Stored records:
+-------+

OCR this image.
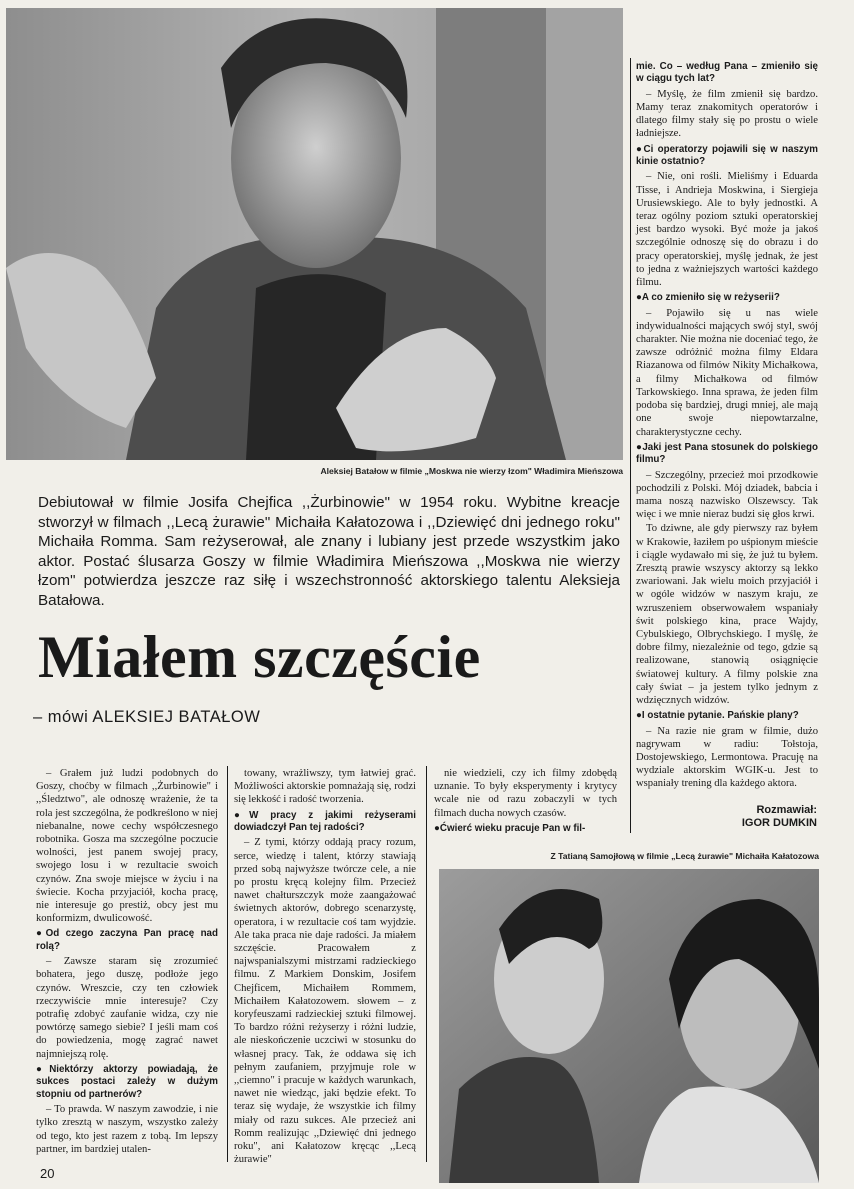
Aleksiej Batałow w filmie „Moskwa nie wierzy łzom" Władimira Mieńszowa
Debiutował w filmie Josifa Chejfica ,,Żurbinowie" w 1954 roku. Wybitne kreacje stworzył w filmach ,,Lecą żurawie" Michaiła Kałatozowa i ,,Dziewięć dni jednego roku" Michaiła Romma. Sam reżyserował, ale znany i lubiany jest przede wszystkim jako aktor. Postać ślusarza Goszy w filmie Władimira Mieńszowa ,,Moskwa nie wierzy łzom" potwierdza jeszcze raz siłę i wszechstronność aktorskiego talentu Aleksieja Batałowa.
Miałem szczęście
– mówi ALEKSIEJ BATAŁOW

– Grałem już ludzi podobnych do Goszy, choćby w filmach ,,Żurbinowie" i ,,Śledztwo", ale odnoszę wrażenie, że ta rola jest szczególna, że podkreślono w niej niebanalne, nowe cechy współczesnego robotnika. Gosza ma szczególne poczucie wolności, jest panem swojej pracy, swojego losu i w rezultacie swoich czynów. Zna swoje miejsce w życiu i na świecie. Kocha przyjaciół, kocha pracę, nie interesuje go prestiż, obcy jest mu konformizm, dwulicowość.

● Od czego zaczyna Pan pracę nad rolą?

– Zawsze staram się zrozumieć bohatera, jego duszę, podłoże jego czynów. Wreszcie, czy ten człowiek rzeczywiście mnie interesuje? Czy potrafię zdobyć zaufanie widza, czy nie powtórzę samego siebie? I jeśli mam coś do powiedzenia, mogę zagrać nawet najmniejszą rolę.

● Niektórzy aktorzy powiadają, że sukces postaci zależy w dużym stopniu od partnerów?

– To prawda. W naszym zawodzie, i nie tylko zresztą w naszym, wszystko zależy od tego, kto jest razem z tobą. Im lepszy partner, im bardziej utalen-

towany, wrażliwszy, tym łatwiej grać. Możliwości aktorskie pomnażają się, rodzi się lekkość i radość tworzenia.

● W pracy z jakimi reżyserami dowiadczył Pan tej radości?

– Z tymi, którzy oddają pracy rozum, serce, wiedzę i talent, którzy stawiają przed sobą najwyższe twórcze cele, a nie po prostu kręcą kolejny film. Przecież nawet chałturszczyk może zaangażować świetnych aktorów, dobrego scenarzystę, operatora, i w rezultacie coś tam wyjdzie. Ale taka praca nie daje radości. Ja miałem szczęście. Pracowałem z najwspanialszymi mistrzami radzieckiego filmu. Z Markiem Donskim, Josifem Chejficem, Michaiłem Rommem, Michaiłem Kałatozowem. słowem – z koryfeuszami radzieckiej sztuki filmowej. To bardzo różni reżyserzy i różni ludzie, ale nieskończenie uczciwi w stosunku do własnej pracy. Tak, że oddawa się ich pełnym zaufaniem, przyjmuje role w ,,ciemno" i pracuje w każdych warunkach, nawet nie wiedząc, jaki będzie efekt. To teraz się wydaje, że wszystkie ich filmy miały od razu sukces. Ale przecież ani Romm realizując ,,Dziewięć dni jednego roku", ani Kałatozow kręcąc ,,Lecą żurawie"

nie wiedzieli, czy ich filmy zdobędą uznanie. To były eksperymenty i krytycy wcale nie od razu zobaczyli w tych filmach ducha nowych czasów.

● Ćwierć wieku pracuje Pan w fil-

mie. Co – według Pana – zmieniło się w ciągu tych lat?

– Myślę, że film zmienił się bardzo. Mamy teraz znakomitych operatorów i dlatego filmy stały się po prostu o wiele ładniejsze.

● Ci operatorzy pojawili się w naszym kinie ostatnio?

– Nie, oni rośli. Mieliśmy i Eduarda Tisse, i Andrieja Moskwina, i Siergieja Urusiewskiego. Ale to były jednostki. A teraz ogólny poziom sztuki operatorskiej jest bardzo wysoki. Być może ja jakoś szczególnie odnoszę się do obrazu i do pracy operatorskiej, myślę jednak, że jest to jedna z ważniejszych wartości każdego filmu.

● A co zmieniło się w reżyserii?

– Pojawiło się u nas wiele indywidualności mających swój styl, swój charakter. Nie można nie doceniać tego, że zawsze odróżnić można filmy Eldara Riazanowa od filmów Nikity Michałkowa, a filmy Michałkowa od filmów Tarkowskiego. Inna sprawa, że jeden film podoba się bardziej, drugi mniej, ale mają one swoje niepowtarzalne, charakterystyczne cechy.

● Jaki jest Pana stosunek do polskiego filmu?

– Szczególny, przecież moi przodkowie pochodzili z Polski. Mój dziadek, babcia i mama noszą nazwisko Olszewscy. Tak więc i we mnie nieraz budzi się głos krwi.

To dziwne, ale gdy pierwszy raz byłem w Krakowie, łaziłem po uśpionym mieście i ciągle wydawało mi się, że już tu byłem. Zresztą prawie wszyscy aktorzy są lekko zwariowani. Jak wielu moich przyjaciół i w ogóle widzów w naszym kraju, ze wzruszeniem obserwowałem wspaniały świt polskiego kina, prace Wajdy, Cybulskiego, Olbrychskiego. I myślę, że dobre filmy, niezależnie od tego, gdzie są realizowane, stanowią osiągnięcie światowej kultury. A filmy polskie zna cały świat – ja jestem tylko jednym z wdzięcznych widzów.

● I ostatnie pytanie. Pańskie plany?

– Na razie nie gram w filmie, dużo nagrywam w radiu: Tołstoja, Dostojewskiego, Lermontowa. Pracuję na wydziale aktorskim WGIK-u. Jest to wspaniały trening dla każdego aktora.

Rozmawiał:
IGOR DUMKIN
Z Tatianą Samojłową w filmie „Lecą żurawie" Michaiła Kałatozowa
20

+-------+

### Task instructions
Pick each line holding the word "Kałatozowa" out of the data and copy it.

### Written solution
Debiutował w filmie Josifa Chejfica ,,Żurbinowie" w 1954 roku. Wybitne kreacje stworzył w filmach ,,Lecą żurawie" Michaiła Kałatozowa i ,,Dziewięć dni jednego roku" Michaiła Romma. Sam reżyserował, ale znany i lubiany jest przede wszystkim jako aktor. Postać ślusarza Goszy w filmie Władimira Mieńszowa ,,Moskwa nie wierzy łzom" potwierdza jeszcze raz siłę i wszechstronność aktorskiego talentu Aleksieja Batałowa.
Z Tatianą Samojłową w filmie „Lecą żurawie" Michaiła Kałatozowa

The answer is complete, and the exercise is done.